#### Extracted material:
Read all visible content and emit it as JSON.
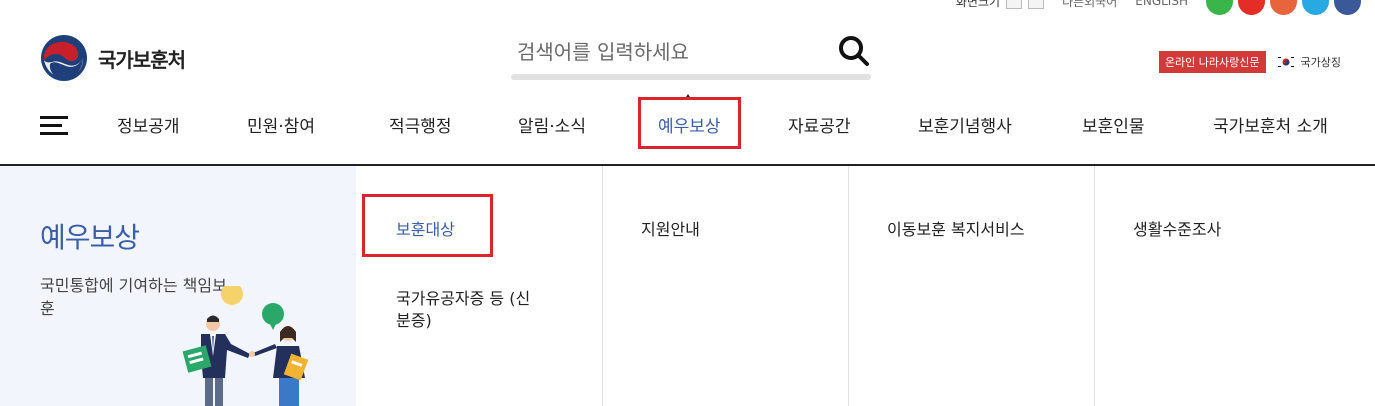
{
  "utility": {
    "zoom_label": "화면크기",
    "links": [
      "다른외국어",
      "ENGLISH"
    ],
    "social": [
      {
        "icon": "kakaotalk-icon",
        "color": "#39b54a"
      },
      {
        "icon": "youtube-icon",
        "color": "#e52d27"
      },
      {
        "icon": "instagram-icon",
        "color": "#e8643c"
      },
      {
        "icon": "twitter-icon",
        "color": "#29a9e1"
      },
      {
        "icon": "facebook-icon",
        "color": "#3b5998"
      }
    ]
  },
  "header": {
    "logo_text": "국가보훈처",
    "search_placeholder": "검색어를 입력하세요",
    "online_badge": "온라인 나라사랑신문",
    "symbol_label": "국가상징"
  },
  "nav": {
    "items": [
      "정보공개",
      "민원·참여",
      "적극행정",
      "알림·소식",
      "예우보상",
      "자료공간",
      "보훈기념행사",
      "보훈인물",
      "국가보훈처 소개"
    ],
    "active": "예우보상"
  },
  "mega": {
    "title": "예우보상",
    "desc": "국민통합에 기여하는 책임보훈",
    "columns": [
      [
        "보훈대상",
        "국가유공자증 등 (신분증)"
      ],
      [
        "지원안내"
      ],
      [
        "이동보훈 복지서비스"
      ],
      [
        "생활수준조사"
      ]
    ]
  },
  "colors": {
    "accent": "#3a5fa8",
    "highlight": "#d9252b",
    "badge": "#d23a3a",
    "panel_bg": "#f2f5fb"
  }
}
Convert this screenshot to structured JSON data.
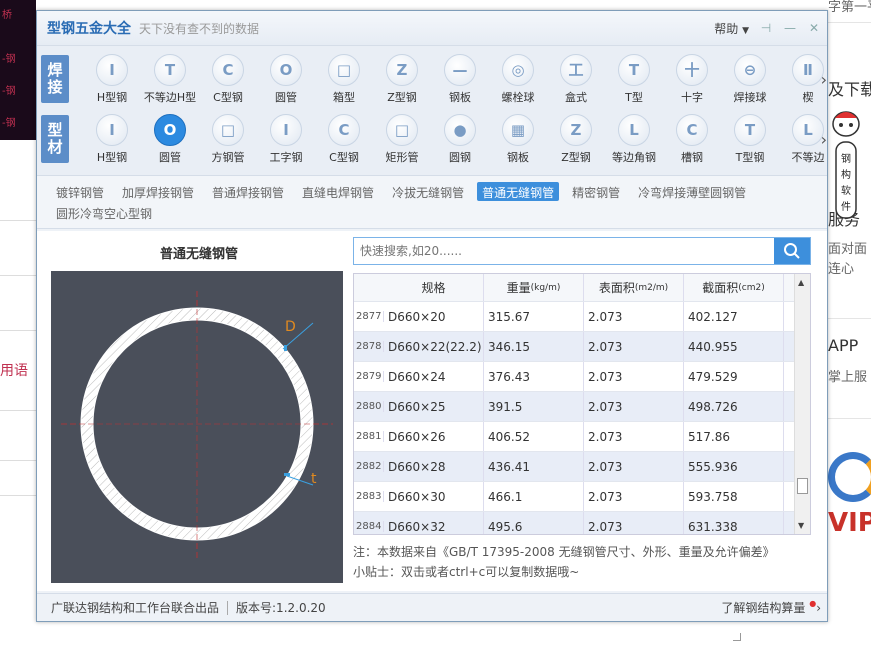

#### Short problem:
Lines that hold "JSON" are the ones to copy; find all of them.

#### Exercise result:
Read all visible content and emit it as JSON.
Convert this screenshot to structured JSON data.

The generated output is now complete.